- What is required -
What lines of the data hold the string "when"? Pull each one out.

- Records for this exercise -
================================

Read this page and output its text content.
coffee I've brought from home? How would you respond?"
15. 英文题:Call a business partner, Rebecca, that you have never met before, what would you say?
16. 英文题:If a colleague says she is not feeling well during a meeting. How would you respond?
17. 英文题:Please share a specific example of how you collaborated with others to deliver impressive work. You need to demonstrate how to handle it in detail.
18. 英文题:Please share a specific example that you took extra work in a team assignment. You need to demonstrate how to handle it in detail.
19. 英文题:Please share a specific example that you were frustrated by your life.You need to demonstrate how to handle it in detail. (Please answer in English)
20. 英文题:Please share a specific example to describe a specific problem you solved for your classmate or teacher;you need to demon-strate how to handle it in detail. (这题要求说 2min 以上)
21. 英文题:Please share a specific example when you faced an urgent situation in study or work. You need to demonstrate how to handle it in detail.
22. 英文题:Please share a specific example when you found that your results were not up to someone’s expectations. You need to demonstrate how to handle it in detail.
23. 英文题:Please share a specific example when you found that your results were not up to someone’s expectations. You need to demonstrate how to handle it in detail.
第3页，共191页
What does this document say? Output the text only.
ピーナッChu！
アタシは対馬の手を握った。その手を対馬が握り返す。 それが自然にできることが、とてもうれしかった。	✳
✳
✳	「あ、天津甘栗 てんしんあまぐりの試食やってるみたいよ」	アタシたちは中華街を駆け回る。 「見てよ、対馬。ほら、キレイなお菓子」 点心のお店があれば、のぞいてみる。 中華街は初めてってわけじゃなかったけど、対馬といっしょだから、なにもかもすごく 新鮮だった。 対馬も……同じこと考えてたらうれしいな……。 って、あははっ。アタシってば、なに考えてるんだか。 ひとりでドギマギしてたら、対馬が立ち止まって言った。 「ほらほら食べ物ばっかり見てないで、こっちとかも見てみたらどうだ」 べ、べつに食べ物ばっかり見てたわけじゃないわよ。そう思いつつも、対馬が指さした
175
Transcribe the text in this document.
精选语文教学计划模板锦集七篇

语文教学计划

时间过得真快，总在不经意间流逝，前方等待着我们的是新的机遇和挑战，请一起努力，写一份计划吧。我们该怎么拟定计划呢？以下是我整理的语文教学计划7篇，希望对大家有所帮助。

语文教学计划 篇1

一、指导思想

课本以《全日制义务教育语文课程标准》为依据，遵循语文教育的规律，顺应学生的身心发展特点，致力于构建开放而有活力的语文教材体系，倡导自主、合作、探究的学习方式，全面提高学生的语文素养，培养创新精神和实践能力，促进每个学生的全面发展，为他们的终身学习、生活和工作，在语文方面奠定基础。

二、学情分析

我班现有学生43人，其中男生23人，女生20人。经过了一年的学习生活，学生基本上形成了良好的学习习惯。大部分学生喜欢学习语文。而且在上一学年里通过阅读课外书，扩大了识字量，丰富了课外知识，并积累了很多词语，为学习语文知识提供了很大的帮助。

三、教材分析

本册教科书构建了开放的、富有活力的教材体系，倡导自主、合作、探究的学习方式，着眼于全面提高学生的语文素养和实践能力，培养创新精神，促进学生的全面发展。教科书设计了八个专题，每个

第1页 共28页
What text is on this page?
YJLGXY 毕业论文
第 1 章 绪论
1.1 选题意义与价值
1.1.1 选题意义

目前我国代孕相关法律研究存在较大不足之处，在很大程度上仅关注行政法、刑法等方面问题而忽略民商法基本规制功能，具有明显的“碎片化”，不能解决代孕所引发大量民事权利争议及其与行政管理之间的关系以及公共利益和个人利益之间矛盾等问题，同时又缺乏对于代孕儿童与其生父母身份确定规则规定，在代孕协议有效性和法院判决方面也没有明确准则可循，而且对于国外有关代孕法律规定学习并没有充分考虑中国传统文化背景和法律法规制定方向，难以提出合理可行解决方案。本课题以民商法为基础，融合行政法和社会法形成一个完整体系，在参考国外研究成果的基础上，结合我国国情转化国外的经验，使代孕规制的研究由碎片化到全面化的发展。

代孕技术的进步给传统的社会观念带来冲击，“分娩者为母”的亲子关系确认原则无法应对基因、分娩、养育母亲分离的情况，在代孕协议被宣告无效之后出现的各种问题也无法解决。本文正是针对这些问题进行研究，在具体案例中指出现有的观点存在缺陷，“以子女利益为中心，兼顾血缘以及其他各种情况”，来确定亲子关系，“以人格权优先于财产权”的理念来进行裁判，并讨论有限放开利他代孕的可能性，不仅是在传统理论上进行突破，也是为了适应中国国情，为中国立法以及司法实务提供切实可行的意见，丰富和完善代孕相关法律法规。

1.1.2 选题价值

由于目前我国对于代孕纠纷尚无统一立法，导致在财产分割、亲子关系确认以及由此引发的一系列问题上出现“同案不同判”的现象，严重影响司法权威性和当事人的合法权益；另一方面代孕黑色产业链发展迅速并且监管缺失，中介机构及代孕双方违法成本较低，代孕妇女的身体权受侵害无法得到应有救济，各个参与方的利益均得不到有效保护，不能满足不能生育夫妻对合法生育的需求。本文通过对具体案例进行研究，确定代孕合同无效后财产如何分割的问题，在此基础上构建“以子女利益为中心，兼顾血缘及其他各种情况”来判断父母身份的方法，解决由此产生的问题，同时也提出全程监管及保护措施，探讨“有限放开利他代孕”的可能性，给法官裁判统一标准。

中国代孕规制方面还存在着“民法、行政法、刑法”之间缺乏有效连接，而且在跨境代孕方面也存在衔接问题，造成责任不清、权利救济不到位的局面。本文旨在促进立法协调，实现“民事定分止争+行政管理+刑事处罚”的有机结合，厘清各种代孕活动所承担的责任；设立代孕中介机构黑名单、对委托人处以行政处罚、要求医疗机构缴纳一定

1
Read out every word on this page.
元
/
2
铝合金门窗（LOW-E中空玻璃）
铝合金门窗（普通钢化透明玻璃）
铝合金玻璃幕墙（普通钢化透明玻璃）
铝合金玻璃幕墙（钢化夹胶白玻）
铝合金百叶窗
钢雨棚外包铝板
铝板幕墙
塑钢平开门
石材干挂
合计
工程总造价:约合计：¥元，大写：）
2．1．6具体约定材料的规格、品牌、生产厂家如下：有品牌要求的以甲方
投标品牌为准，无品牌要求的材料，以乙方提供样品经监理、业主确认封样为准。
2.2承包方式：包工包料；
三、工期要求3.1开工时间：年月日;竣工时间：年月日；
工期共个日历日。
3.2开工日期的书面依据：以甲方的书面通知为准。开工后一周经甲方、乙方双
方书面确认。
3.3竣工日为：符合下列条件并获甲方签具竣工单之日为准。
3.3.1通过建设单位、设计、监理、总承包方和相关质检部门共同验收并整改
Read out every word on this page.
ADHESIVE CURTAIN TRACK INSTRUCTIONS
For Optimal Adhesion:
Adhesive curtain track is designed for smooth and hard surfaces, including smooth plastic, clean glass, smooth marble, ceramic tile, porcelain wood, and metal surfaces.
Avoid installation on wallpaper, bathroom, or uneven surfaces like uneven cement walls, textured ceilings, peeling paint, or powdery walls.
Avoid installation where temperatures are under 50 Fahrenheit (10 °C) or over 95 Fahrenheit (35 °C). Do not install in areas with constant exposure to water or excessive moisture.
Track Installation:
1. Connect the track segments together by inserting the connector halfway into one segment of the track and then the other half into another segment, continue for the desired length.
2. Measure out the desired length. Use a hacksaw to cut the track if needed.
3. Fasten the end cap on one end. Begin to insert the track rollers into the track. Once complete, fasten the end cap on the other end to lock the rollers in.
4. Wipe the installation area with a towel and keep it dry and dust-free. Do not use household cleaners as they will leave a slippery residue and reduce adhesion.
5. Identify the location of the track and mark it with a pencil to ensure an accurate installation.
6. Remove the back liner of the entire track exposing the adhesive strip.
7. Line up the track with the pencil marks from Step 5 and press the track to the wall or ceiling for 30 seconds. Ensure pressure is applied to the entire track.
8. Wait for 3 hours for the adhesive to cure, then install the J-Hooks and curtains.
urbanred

================================

- Full answer -
21. 英文题:Please share a specific example when you faced an urgent situation in study or work. You need to demonstrate how to handle it in detail.
22. 英文题:Please share a specific example when you found that your results were not up to someone’s expectations. You need to demonstrate how to handle it in detail.
23. 英文题:Please share a specific example when you found that your results were not up to someone’s expectations. You need to demonstrate how to handle it in detail.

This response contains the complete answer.